- _Problem to work on_:
Extract every line of the material that holds the string "value".

- _Data to use_:
◆ ◆ ◆ ◆ ◆ ◆ ◆

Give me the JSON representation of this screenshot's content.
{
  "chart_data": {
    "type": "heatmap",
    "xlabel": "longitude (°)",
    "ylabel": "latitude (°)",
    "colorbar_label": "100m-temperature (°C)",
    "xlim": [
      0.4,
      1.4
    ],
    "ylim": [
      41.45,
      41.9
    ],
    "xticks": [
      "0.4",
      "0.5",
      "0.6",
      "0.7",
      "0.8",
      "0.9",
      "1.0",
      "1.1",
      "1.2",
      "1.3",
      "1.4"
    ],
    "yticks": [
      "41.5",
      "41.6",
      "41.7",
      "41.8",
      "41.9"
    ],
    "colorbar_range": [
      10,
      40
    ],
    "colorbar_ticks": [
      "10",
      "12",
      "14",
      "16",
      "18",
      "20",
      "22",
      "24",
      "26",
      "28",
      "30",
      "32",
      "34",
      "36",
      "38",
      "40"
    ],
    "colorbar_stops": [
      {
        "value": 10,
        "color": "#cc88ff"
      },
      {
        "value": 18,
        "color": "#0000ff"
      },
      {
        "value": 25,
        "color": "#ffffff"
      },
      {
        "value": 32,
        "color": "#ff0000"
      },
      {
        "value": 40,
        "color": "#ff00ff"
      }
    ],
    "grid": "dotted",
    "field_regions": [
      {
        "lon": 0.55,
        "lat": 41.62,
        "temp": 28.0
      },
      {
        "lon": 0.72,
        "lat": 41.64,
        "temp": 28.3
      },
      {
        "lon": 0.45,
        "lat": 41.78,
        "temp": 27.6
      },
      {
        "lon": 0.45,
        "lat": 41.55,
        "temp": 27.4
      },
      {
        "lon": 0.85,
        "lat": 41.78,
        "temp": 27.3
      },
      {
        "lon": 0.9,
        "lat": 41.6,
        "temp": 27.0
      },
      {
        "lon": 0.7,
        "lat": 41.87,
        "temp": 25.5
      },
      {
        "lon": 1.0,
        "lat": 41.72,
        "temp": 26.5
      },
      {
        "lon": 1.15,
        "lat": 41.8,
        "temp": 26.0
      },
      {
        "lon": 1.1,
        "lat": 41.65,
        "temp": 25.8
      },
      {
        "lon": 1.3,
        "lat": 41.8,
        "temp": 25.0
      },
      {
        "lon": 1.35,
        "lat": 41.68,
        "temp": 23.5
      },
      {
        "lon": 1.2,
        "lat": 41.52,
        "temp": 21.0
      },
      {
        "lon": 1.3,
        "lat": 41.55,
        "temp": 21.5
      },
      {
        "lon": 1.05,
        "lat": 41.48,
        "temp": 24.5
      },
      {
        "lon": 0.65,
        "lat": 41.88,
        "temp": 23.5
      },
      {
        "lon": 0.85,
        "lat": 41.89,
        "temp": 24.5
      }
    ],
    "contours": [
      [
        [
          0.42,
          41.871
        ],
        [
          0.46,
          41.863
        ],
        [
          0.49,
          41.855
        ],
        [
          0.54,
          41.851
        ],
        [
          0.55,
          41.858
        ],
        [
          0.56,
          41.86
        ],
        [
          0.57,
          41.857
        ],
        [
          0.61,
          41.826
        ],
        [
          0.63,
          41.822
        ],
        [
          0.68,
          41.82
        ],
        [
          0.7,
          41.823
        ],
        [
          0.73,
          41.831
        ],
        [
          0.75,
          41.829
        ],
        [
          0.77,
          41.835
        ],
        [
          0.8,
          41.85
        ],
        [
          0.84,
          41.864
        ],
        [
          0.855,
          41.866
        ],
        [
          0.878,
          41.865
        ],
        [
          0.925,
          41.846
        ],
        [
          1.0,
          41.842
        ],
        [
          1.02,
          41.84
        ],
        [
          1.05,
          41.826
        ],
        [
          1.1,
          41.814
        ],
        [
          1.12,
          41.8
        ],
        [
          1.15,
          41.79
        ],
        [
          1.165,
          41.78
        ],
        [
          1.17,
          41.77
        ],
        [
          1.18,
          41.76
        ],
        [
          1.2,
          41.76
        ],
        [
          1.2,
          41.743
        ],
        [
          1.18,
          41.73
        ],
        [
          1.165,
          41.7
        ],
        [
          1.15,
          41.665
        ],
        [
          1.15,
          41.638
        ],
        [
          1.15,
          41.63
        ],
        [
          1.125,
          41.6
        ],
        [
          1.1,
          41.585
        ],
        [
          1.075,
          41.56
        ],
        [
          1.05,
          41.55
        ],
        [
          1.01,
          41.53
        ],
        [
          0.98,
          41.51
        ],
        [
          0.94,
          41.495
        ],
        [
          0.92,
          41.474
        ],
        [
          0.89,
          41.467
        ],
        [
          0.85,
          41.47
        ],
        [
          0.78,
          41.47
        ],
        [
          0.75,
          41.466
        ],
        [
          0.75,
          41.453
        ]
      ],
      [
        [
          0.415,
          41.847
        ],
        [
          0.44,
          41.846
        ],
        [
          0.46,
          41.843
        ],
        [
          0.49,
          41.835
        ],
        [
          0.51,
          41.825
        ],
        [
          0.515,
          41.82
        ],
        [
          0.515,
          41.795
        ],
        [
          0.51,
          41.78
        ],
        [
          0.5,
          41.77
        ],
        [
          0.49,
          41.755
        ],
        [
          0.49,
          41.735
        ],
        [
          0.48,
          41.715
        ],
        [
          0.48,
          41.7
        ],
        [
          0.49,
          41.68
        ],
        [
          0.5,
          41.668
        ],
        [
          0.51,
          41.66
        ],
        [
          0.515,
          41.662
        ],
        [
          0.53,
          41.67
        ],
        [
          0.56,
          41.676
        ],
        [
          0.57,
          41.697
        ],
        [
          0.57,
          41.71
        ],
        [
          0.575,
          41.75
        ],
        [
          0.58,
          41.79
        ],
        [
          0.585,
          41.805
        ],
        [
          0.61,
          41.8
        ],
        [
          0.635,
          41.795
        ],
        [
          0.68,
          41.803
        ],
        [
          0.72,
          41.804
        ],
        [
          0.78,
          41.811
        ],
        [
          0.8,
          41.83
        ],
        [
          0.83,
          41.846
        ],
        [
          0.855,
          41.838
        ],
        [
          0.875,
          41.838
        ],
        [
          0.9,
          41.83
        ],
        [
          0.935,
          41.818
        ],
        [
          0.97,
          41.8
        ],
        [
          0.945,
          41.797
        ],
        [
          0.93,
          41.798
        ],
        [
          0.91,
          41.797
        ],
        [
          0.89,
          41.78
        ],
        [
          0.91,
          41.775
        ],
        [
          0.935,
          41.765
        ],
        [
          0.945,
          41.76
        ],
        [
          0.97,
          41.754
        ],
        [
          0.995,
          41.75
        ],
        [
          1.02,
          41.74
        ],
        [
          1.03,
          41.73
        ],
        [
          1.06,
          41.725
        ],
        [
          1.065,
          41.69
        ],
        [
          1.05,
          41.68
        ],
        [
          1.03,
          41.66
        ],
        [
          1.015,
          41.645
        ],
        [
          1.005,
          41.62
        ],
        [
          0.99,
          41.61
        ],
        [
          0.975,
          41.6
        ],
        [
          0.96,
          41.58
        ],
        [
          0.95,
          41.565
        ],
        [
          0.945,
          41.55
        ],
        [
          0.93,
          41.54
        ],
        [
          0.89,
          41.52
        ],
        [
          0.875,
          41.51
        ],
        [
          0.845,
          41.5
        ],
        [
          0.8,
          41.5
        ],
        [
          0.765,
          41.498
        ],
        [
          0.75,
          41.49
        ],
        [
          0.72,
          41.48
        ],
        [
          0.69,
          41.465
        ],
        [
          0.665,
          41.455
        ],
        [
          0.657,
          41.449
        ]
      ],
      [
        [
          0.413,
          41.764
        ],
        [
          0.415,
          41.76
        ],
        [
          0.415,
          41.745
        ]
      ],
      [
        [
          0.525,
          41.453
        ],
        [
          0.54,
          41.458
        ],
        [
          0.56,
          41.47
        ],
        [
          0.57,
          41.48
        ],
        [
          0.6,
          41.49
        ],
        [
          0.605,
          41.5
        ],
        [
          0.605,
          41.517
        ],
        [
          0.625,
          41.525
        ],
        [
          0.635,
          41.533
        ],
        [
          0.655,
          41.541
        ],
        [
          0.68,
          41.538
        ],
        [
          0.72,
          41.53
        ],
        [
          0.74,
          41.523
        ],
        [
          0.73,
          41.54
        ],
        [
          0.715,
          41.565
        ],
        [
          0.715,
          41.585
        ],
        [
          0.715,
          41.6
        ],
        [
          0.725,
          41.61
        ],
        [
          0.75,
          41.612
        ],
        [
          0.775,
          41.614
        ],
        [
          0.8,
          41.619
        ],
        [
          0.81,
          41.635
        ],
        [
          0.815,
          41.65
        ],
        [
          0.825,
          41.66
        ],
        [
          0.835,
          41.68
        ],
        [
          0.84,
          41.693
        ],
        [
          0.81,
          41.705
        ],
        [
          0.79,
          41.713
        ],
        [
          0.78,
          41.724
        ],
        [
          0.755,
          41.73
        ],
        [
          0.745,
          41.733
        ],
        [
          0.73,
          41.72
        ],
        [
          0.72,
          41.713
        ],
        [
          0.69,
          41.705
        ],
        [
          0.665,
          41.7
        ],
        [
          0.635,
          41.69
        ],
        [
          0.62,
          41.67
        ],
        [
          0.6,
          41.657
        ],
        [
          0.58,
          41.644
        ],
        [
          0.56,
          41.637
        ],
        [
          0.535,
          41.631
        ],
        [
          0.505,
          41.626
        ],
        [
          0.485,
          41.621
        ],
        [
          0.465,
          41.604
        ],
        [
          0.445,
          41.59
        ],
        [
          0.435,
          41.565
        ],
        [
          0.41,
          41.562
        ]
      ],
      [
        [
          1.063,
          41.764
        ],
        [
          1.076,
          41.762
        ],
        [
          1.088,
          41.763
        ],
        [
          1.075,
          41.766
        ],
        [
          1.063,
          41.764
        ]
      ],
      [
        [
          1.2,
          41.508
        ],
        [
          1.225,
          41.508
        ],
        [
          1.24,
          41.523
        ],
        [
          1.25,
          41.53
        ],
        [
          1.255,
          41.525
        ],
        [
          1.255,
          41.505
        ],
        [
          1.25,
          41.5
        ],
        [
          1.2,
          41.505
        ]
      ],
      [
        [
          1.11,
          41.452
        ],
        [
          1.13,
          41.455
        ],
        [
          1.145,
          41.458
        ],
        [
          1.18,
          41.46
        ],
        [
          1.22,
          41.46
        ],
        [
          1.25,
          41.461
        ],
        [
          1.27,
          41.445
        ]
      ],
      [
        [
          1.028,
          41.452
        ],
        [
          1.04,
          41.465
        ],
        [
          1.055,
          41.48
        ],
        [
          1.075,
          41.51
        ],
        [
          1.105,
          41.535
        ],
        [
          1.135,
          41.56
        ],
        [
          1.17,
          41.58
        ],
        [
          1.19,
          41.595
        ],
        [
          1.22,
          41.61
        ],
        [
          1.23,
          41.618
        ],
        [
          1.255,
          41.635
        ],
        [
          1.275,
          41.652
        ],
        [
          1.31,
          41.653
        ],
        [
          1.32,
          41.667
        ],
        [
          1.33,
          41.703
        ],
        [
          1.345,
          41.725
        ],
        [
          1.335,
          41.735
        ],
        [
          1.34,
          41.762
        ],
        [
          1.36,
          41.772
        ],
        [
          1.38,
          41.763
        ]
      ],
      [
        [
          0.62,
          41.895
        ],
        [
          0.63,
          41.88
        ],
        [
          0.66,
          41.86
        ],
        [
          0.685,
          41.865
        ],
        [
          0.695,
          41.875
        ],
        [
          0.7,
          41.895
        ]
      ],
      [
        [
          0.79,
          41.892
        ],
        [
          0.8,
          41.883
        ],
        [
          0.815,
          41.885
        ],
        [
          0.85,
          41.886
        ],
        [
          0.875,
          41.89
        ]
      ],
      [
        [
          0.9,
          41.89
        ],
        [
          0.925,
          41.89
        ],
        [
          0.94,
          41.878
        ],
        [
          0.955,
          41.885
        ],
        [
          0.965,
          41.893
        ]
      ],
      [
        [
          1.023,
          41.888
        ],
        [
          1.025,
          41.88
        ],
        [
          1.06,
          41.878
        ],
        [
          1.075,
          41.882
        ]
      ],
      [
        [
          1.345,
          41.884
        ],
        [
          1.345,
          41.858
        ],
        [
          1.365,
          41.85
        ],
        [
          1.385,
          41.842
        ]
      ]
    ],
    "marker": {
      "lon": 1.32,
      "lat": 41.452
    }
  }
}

◆ ◆ ◆ ◆ ◆ ◆ ◆

- _Response to the exercise_:
        "value": 10,
        "value": 18,
        "value": 25,
        "value": 32,
        "value": 40,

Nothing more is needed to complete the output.